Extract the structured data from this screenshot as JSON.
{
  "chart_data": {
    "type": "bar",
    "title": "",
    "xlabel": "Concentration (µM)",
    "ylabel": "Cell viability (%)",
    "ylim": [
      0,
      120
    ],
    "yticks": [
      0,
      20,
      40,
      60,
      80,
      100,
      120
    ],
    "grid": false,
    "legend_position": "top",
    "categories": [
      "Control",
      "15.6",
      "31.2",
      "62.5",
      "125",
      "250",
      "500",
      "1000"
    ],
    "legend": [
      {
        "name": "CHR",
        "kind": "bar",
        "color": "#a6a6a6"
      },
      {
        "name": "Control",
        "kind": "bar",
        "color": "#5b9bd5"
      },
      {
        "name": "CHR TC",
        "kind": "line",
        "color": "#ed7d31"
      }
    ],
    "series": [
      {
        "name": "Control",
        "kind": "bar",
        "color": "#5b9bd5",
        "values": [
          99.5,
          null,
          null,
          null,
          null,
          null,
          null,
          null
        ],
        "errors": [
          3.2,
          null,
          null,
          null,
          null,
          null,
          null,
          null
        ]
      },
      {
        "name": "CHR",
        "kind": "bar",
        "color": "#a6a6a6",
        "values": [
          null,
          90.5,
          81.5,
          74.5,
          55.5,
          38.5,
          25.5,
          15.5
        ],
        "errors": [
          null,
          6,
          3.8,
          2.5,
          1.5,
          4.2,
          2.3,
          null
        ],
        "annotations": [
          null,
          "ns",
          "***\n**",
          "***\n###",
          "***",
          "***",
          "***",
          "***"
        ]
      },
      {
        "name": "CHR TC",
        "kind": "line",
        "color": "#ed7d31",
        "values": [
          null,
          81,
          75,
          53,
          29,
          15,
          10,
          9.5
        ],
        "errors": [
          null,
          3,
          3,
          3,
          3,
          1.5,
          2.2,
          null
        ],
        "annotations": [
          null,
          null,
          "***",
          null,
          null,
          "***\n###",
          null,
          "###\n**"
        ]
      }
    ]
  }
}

### Task:
Go through the listing and copy all of it exactly.

### Solution for this problem:
Extract the structured data from this screenshot as JSON.
{
  "chart_data": {
    "type": "bar",
    "title": "",
    "xlabel": "Concentration (µM)",
    "ylabel": "Cell viability (%)",
    "ylim": [
      0,
      120
    ],
    "yticks": [
      0,
      20,
      40,
      60,
      80,
      100,
      120
    ],
    "grid": false,
    "legend_position": "top",
    "categories": [
      "Control",
      "15.6",
      "31.2",
      "62.5",
      "125",
      "250",
      "500",
      "1000"
    ],
    "legend": [
      {
        "name": "CHR",
        "kind": "bar",
        "color": "#a6a6a6"
      },
      {
        "name": "Control",
        "kind": "bar",
        "color": "#5b9bd5"
      },
      {
        "name": "CHR TC",
        "kind": "line",
        "color": "#ed7d31"
      }
    ],
    "series": [
      {
        "name": "Control",
        "kind": "bar",
        "color": "#5b9bd5",
        "values": [
          99.5,
          null,
          null,
          null,
          null,
          null,
          null,
          null
        ],
        "errors": [
          3.2,
          null,
          null,
          null,
          null,
          null,
          null,
          null
        ]
      },
      {
        "name": "CHR",
        "kind": "bar",
        "color": "#a6a6a6",
        "values": [
          null,
          90.5,
          81.5,
          74.5,
          55.5,
          38.5,
          25.5,
          15.5
        ],
        "errors": [
          null,
          6,
          3.8,
          2.5,
          1.5,
          4.2,
          2.3,
          null
        ],
        "annotations": [
          null,
          "ns",
          "***\n**",
          "***\n###",
          "***",
          "***",
          "***",
          "***"
        ]
      },
      {
        "name": "CHR TC",
        "kind": "line",
        "color": "#ed7d31",
        "values": [
          null,
          81,
          75,
          53,
          29,
          15,
          10,
          9.5
        ],
        "errors": [
          null,
          3,
          3,
          3,
          3,
          1.5,
          2.2,
          null
        ],
        "annotations": [
          null,
          null,
          "***",
          null,
          null,
          "***\n###",
          null,
          "###\n**"
        ]
      }
    ]
  }
}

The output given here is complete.